#### Dataset rows:
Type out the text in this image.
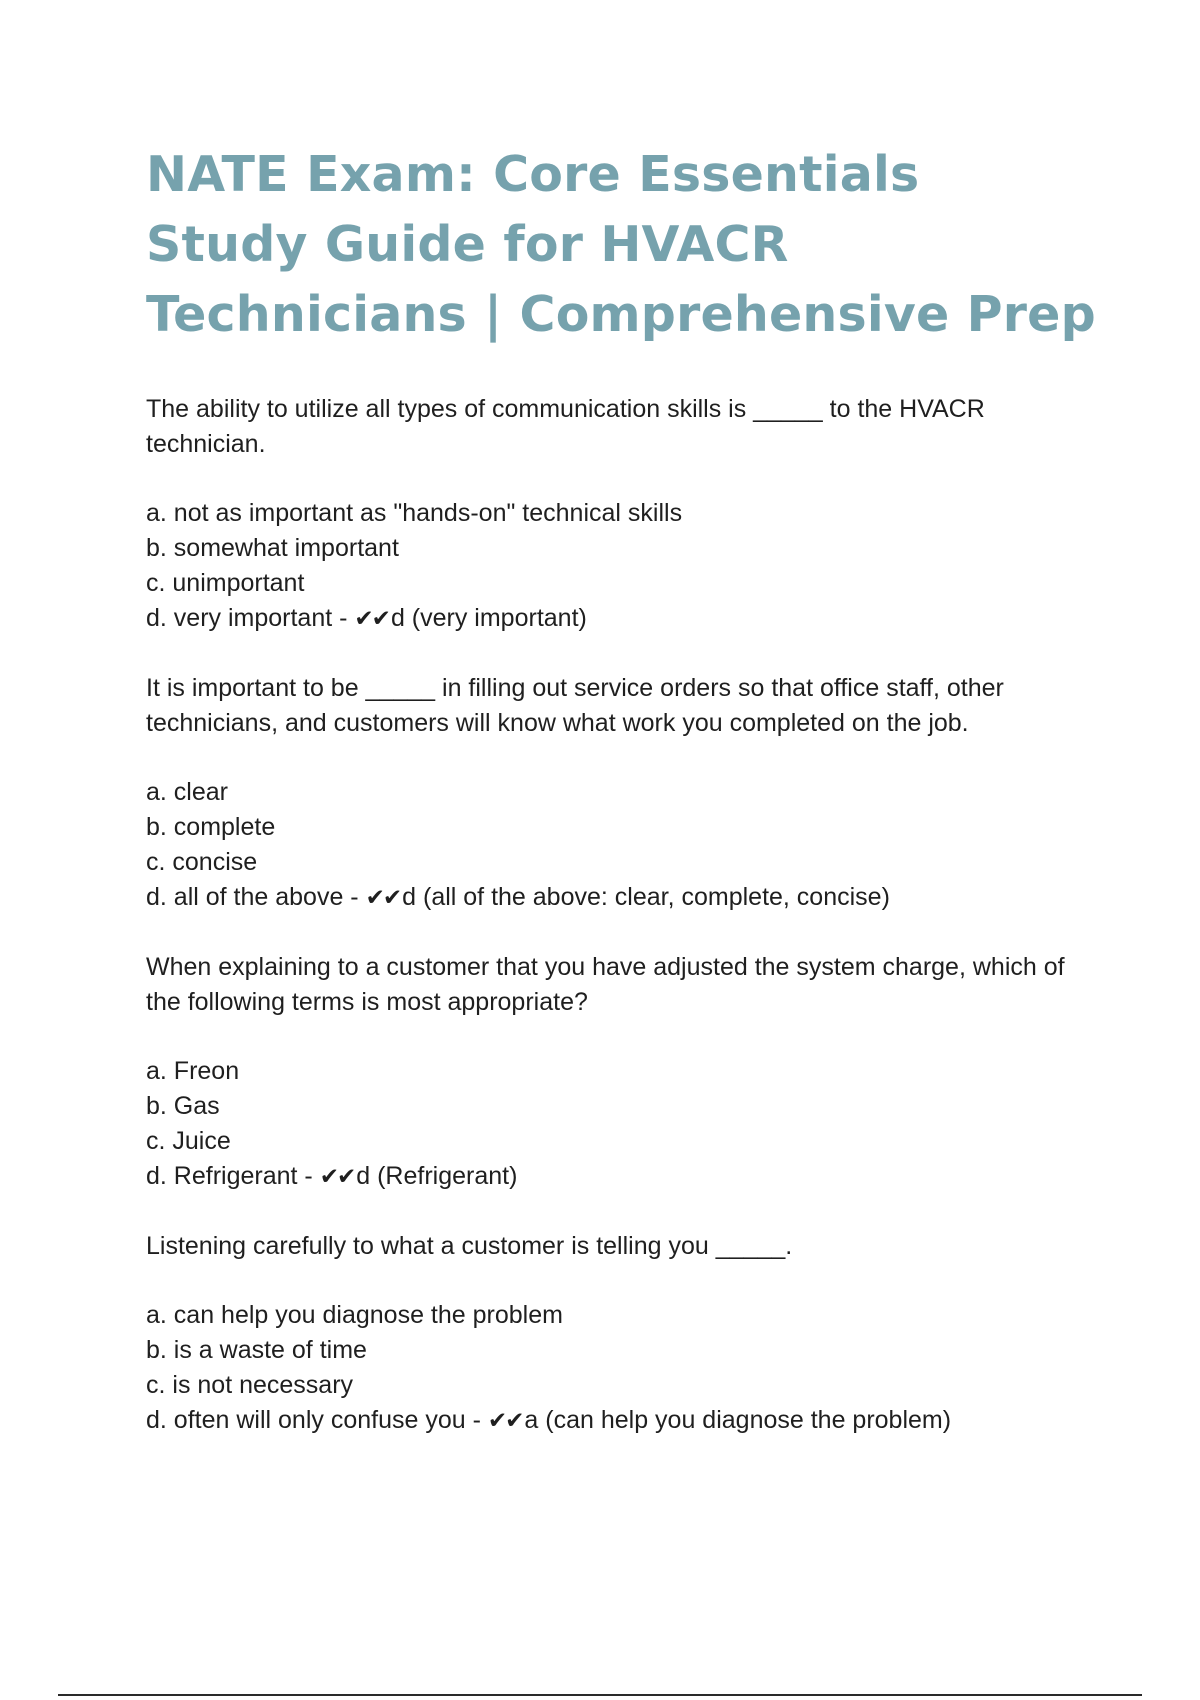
NATE Exam: Core Essentials Study Guide for HVACR Technicians | Comprehensive Prep

The ability to utilize all types of communication skills is _____ to the HVACR technician.

a. not as important as "hands-on" technical skills
b. somewhat important
c. unimportant
d. very important - ✔✔d (very important)

It is important to be _____ in filling out service orders so that office staff, other technicians, and customers will know what work you completed on the job.

a. clear
b. complete
c. concise
d. all of the above - ✔✔d (all of the above: clear, complete, concise)

When explaining to a customer that you have adjusted the system charge, which of the following terms is most appropriate?

a. Freon
b. Gas
c. Juice
d. Refrigerant - ✔✔d (Refrigerant)

Listening carefully to what a customer is telling you _____.

a. can help you diagnose the problem
b. is a waste of time
c. is not necessary
d. often will only confuse you - ✔✔a (can help you diagnose the problem)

#### Task prompt:
In the copy, include all records verbatim but no images.

#### Answer in full:
Type out the text in this image.
NATE Exam: Core Essentials Study Guide for HVACR Technicians | Comprehensive Prep

The ability to utilize all types of communication skills is _____ to the HVACR technician.

a. not as important as "hands-on" technical skills
b. somewhat important
c. unimportant
d. very important - ✔✔d (very important)

It is important to be _____ in filling out service orders so that office staff, other technicians, and customers will know what work you completed on the job.

a. clear
b. complete
c. concise
d. all of the above - ✔✔d (all of the above: clear, complete, concise)

When explaining to a customer that you have adjusted the system charge, which of the following terms is most appropriate?

a. Freon
b. Gas
c. Juice
d. Refrigerant - ✔✔d (Refrigerant)

Listening carefully to what a customer is telling you _____.

a. can help you diagnose the problem
b. is a waste of time
c. is not necessary
d. often will only confuse you - ✔✔a (can help you diagnose the problem)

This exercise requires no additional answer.